**Written task**
Return every line below as is, leaving out the pictures.

**Raw data**
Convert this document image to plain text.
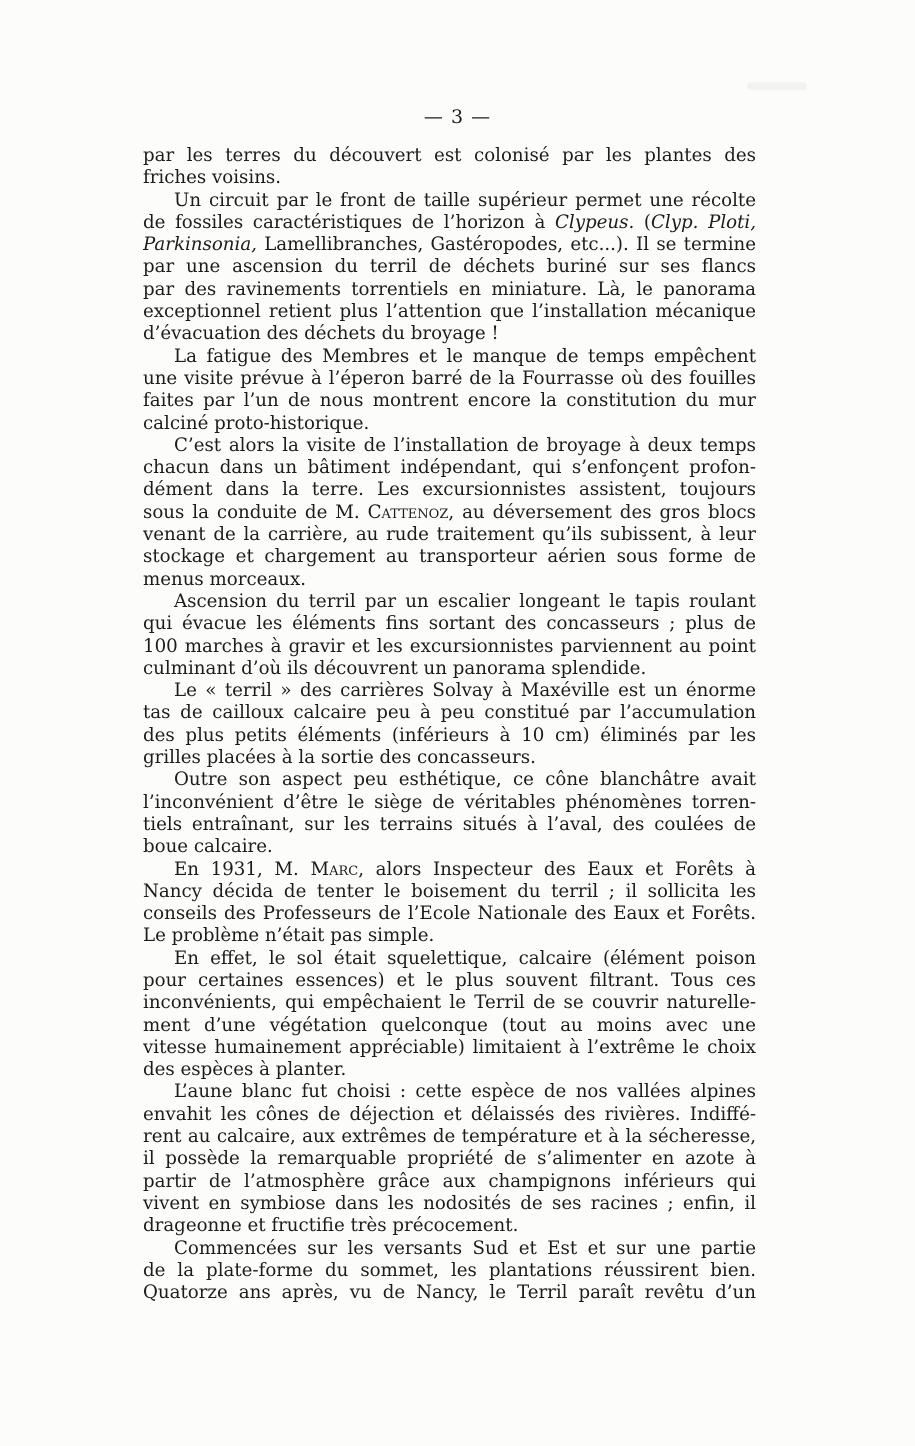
— 3 —
par les terres du découvert est colonisé par les plantes des
friches voisins.
Un circuit par le front de taille supérieur permet une récolte
de fossiles caractéristiques de l’horizon à Clypeus. (Clyp. Ploti,
Parkinsonia, Lamellibranches, Gastéropodes, etc...). Il se termine
par une ascension du terril de déchets buriné sur ses flancs
par des ravinements torrentiels en miniature. Là, le panorama
exceptionnel retient plus l’attention que l’installation mécanique
d’évacuation des déchets du broyage !
La fatigue des Membres et le manque de temps empêchent
une visite prévue à l’éperon barré de la Fourrasse où des fouilles
faites par l’un de nous montrent encore la constitution du mur
calciné proto-historique.
C’est alors la visite de l’installation de broyage à deux temps
chacun dans un bâtiment indépendant, qui s’enfonçent profon-
dément dans la terre. Les excursionnistes assistent, toujours
sous la conduite de M. Cattenoz, au déversement des gros blocs
venant de la carrière, au rude traitement qu’ils subissent, à leur
stockage et chargement au transporteur aérien sous forme de
menus morceaux.
Ascension du terril par un escalier longeant le tapis roulant
qui évacue les éléments fins sortant des concasseurs ; plus de
100 marches à gravir et les excursionnistes parviennent au point
culminant d’où ils découvrent un panorama splendide.
Le « terril » des carrières Solvay à Maxéville est un énorme
tas de cailloux calcaire peu à peu constitué par l’accumulation
des plus petits éléments (inférieurs à 10 cm) éliminés par les
grilles placées à la sortie des concasseurs.
Outre son aspect peu esthétique, ce cône blanchâtre avait
l’inconvénient d’être le siège de véritables phénomènes torren-
tiels entraînant, sur les terrains situés à l’aval, des coulées de
boue calcaire.
En 1931, M. Marc, alors Inspecteur des Eaux et Forêts à
Nancy décida de tenter le boisement du terril ; il sollicita les
conseils des Professeurs de l’Ecole Nationale des Eaux et Forêts.
Le problème n’était pas simple.
En effet, le sol était squelettique, calcaire (élément poison
pour certaines essences) et le plus souvent filtrant. Tous ces
inconvénients, qui empêchaient le Terril de se couvrir naturelle-
ment d’une végétation quelconque (tout au moins avec une
vitesse humainement appréciable) limitaient à l’extrême le choix
des espèces à planter.
L’aune blanc fut choisi : cette espèce de nos vallées alpines
envahit les cônes de déjection et délaissés des rivières. Indiffé-
rent au calcaire, aux extrêmes de température et à la sécheresse,
il possède la remarquable propriété de s’alimenter en azote à
partir de l’atmosphère grâce aux champignons inférieurs qui
vivent en symbiose dans les nodosités de ses racines ; enfin, il
drageonne et fructifie très précocement.
Commencées sur les versants Sud et Est et sur une partie
de la plate-forme du sommet, les plantations réussirent bien.
Quatorze ans après, vu de Nancy, le Terril paraît revêtu d’un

**Task answer**
Convert this document image to plain text.
— 3 —
par les terres du découvert est colonisé par les plantes des
friches voisins.
Un circuit par le front de taille supérieur permet une récolte
de fossiles caractéristiques de l’horizon à Clypeus. (Clyp. Ploti,
Parkinsonia, Lamellibranches, Gastéropodes, etc...). Il se termine
par une ascension du terril de déchets buriné sur ses flancs
par des ravinements torrentiels en miniature. Là, le panorama
exceptionnel retient plus l’attention que l’installation mécanique
d’évacuation des déchets du broyage !
La fatigue des Membres et le manque de temps empêchent
une visite prévue à l’éperon barré de la Fourrasse où des fouilles
faites par l’un de nous montrent encore la constitution du mur
calciné proto-historique.
C’est alors la visite de l’installation de broyage à deux temps
chacun dans un bâtiment indépendant, qui s’enfonçent profon-
dément dans la terre. Les excursionnistes assistent, toujours
sous la conduite de M. Cattenoz, au déversement des gros blocs
venant de la carrière, au rude traitement qu’ils subissent, à leur
stockage et chargement au transporteur aérien sous forme de
menus morceaux.
Ascension du terril par un escalier longeant le tapis roulant
qui évacue les éléments fins sortant des concasseurs ; plus de
100 marches à gravir et les excursionnistes parviennent au point
culminant d’où ils découvrent un panorama splendide.
Le « terril » des carrières Solvay à Maxéville est un énorme
tas de cailloux calcaire peu à peu constitué par l’accumulation
des plus petits éléments (inférieurs à 10 cm) éliminés par les
grilles placées à la sortie des concasseurs.
Outre son aspect peu esthétique, ce cône blanchâtre avait
l’inconvénient d’être le siège de véritables phénomènes torren-
tiels entraînant, sur les terrains situés à l’aval, des coulées de
boue calcaire.
En 1931, M. Marc, alors Inspecteur des Eaux et Forêts à
Nancy décida de tenter le boisement du terril ; il sollicita les
conseils des Professeurs de l’Ecole Nationale des Eaux et Forêts.
Le problème n’était pas simple.
En effet, le sol était squelettique, calcaire (élément poison
pour certaines essences) et le plus souvent filtrant. Tous ces
inconvénients, qui empêchaient le Terril de se couvrir naturelle-
ment d’une végétation quelconque (tout au moins avec une
vitesse humainement appréciable) limitaient à l’extrême le choix
des espèces à planter.
L’aune blanc fut choisi : cette espèce de nos vallées alpines
envahit les cônes de déjection et délaissés des rivières. Indiffé-
rent au calcaire, aux extrêmes de température et à la sécheresse,
il possède la remarquable propriété de s’alimenter en azote à
partir de l’atmosphère grâce aux champignons inférieurs qui
vivent en symbiose dans les nodosités de ses racines ; enfin, il
drageonne et fructifie très précocement.
Commencées sur les versants Sud et Est et sur une partie
de la plate-forme du sommet, les plantations réussirent bien.
Quatorze ans après, vu de Nancy, le Terril paraît revêtu d’un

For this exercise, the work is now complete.